Complete the following:
• 1. For each statement, say yes or no to whether it agrees with the text on Trump's impeachment lawyers, and quote the words of the text that decide it. (a) Lindsay Graham recommended Bruce Bowers to Trump. (b) Bowers remained on the defense team after Trump's demand about the election argument. (c) Before defending Trump, Castor was best known for prosecuting Bill Cosby.
• 2. Quote the stretch of the text on Trump's impeachment lawyers from "This representation was" through "riot and defamation.", word for word.

== Document ==

Prior to Donald Trump hiring Bruce Castor and David Schoen, Donald Trump hired a defense team led by South Carolina attorney Bruce Bowers, Esq., of the Bowers Law Office.

This representation was subsequently confirmed in a tweet by Trump advisor Jason Miller, which you can see below. 

Bowers, who was recommended to Trump by South Carolina senator Lindsay Graham, reportedly left the team after Trump insisted that he make the fallacious argument that the 2020 presidential election was "stolen." 

Castor is under fire for what is being called a "rambling" opening argument.

Microsoft News did a deep dive into Bruce Castor's opening argument, and they came away with one conclusion: it was "rambling."


According to the site, Castor seemed to be arguing that a President can say what he wants, when he wants, even though there are "clear limitations" on free speech, such as incitement to riot and defamation.

(It's the former argument — buttressed by the Capitol Hill riots on January 6, 2021 — that's at the crux of the Democrats' desire to impeach, with the claim that Trump incited the gathering crowd to riot and, thus, wasn't afforded protections under the free speech provision.) 

Alan Dershowitz, the controversial defense attorney, and longtime Trump advocate told Newsmax (via CNN) that Castor's argument wasn't "effective advocacy" and "not the kind of argument he'd make."    

Prior to defending Trump, Castor was best known for declining to prosecute Bill Cosby — and subsequently suing one of Cosby's accusers.

===
== Data shown ==

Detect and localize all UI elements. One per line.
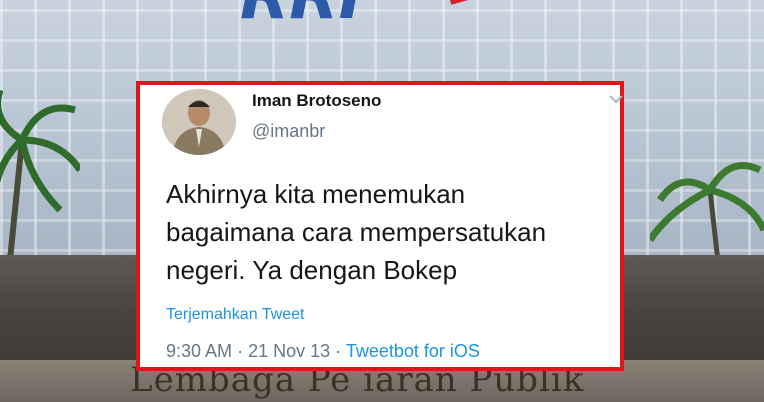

===

Response list:
• 1.
(a) Yes: "Bowers, who was recommended to Trump by South Carolina senator Lindsay Graham"
(b) No: "reportedly left the team after Trump insisted"
(c) No: "Castor was best known for declining to prosecute Bill Cosby"

• 2.
This representation was subsequently confirmed in a tweet by Trump advisor Jason Miller, which you can see below. 

Bowers, who was recommended to Trump by South Carolina senator Lindsay Graham, reportedly left the team after Trump insisted that he make the fallacious argument that the 2020 presidential election was "stolen." 

Castor is under fire for what is being called a "rambling" opening argument.

Microsoft News did a deep dive into Bruce Castor's opening argument, and they came away with one conclusion: it was "rambling."


According to the site, Castor seemed to be arguing that a President can say what he wants, when he wants, even though there are "clear limitations" on free speech, such as incitement to riot and defamation.